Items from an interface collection

'''

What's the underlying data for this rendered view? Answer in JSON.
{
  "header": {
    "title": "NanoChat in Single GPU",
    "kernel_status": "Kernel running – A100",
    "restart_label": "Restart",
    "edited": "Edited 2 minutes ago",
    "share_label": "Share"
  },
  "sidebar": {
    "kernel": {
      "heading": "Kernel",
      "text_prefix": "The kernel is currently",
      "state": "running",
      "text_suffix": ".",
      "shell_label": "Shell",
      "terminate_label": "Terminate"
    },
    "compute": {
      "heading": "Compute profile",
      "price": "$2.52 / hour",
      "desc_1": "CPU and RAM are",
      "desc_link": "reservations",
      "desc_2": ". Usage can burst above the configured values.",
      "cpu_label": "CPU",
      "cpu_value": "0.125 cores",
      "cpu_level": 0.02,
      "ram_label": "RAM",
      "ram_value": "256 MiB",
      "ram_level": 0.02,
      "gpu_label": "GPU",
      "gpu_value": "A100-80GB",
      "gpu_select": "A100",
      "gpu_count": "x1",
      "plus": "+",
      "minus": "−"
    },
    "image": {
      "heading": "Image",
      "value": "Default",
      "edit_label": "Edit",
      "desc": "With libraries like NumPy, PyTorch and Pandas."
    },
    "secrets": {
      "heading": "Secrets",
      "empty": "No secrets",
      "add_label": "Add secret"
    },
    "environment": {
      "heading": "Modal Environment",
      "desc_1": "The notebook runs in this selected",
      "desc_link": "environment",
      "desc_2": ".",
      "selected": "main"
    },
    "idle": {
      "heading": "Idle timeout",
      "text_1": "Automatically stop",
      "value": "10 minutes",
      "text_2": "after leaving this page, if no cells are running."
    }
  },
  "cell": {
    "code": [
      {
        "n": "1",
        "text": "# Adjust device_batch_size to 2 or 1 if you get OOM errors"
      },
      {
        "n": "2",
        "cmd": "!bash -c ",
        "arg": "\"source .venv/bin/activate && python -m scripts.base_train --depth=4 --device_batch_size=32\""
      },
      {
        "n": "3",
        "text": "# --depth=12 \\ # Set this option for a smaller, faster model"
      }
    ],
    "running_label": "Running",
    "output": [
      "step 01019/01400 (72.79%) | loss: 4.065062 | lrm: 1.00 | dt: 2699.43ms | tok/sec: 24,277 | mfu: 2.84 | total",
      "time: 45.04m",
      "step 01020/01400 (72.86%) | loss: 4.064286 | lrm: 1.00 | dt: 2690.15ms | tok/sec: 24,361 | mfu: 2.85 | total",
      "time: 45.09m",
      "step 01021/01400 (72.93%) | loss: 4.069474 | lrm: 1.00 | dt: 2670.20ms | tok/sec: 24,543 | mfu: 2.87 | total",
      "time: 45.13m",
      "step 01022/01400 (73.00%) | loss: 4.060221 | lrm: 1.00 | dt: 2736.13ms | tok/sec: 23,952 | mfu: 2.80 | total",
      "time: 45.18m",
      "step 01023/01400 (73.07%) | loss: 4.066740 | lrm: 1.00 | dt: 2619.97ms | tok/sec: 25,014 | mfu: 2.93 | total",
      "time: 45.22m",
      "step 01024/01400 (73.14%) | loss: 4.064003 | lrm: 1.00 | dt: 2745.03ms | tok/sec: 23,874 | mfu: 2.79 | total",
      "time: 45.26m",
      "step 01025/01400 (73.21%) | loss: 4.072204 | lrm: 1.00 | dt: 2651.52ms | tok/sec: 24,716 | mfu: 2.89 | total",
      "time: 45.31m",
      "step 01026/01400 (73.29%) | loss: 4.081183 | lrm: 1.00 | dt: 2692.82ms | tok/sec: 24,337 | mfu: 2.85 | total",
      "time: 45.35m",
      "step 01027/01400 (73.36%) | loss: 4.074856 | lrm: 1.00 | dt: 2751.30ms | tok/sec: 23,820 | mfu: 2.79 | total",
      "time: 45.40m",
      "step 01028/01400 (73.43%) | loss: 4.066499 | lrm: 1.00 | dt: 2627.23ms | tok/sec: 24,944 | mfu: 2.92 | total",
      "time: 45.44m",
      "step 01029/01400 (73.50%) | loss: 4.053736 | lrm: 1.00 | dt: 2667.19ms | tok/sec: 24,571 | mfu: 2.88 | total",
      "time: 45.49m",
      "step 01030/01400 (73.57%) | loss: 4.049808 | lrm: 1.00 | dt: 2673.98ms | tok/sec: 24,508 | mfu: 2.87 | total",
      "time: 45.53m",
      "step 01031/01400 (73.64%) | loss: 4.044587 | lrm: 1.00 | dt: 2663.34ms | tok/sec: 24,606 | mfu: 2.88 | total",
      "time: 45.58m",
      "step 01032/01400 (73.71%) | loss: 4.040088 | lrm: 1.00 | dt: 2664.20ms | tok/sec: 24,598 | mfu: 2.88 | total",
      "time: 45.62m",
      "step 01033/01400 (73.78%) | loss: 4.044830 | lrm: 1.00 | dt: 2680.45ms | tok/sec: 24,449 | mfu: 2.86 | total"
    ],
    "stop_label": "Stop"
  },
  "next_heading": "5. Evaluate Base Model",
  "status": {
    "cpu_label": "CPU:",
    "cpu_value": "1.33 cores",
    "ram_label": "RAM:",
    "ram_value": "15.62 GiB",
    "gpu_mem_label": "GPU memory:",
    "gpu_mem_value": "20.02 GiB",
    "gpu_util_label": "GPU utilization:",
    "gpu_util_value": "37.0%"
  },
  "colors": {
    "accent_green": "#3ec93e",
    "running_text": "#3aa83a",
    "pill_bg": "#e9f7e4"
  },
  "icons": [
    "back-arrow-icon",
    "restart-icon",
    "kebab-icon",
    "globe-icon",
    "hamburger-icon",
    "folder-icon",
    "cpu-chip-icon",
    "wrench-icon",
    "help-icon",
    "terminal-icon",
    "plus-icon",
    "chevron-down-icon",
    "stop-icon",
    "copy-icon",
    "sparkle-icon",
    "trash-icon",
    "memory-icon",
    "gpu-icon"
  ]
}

'''

◆ PROMPT
Identify each line in the records above that contains the word "depth", and copy it out in full.

◆ SOLUTION FOR THIS PROBLEM
        "arg": "\"source .venv/bin/activate && python -m scripts.base_train --depth=4 --device_batch_size=32\""
        "text": "# --depth=12 \\ # Set this option for a smaller, faster model"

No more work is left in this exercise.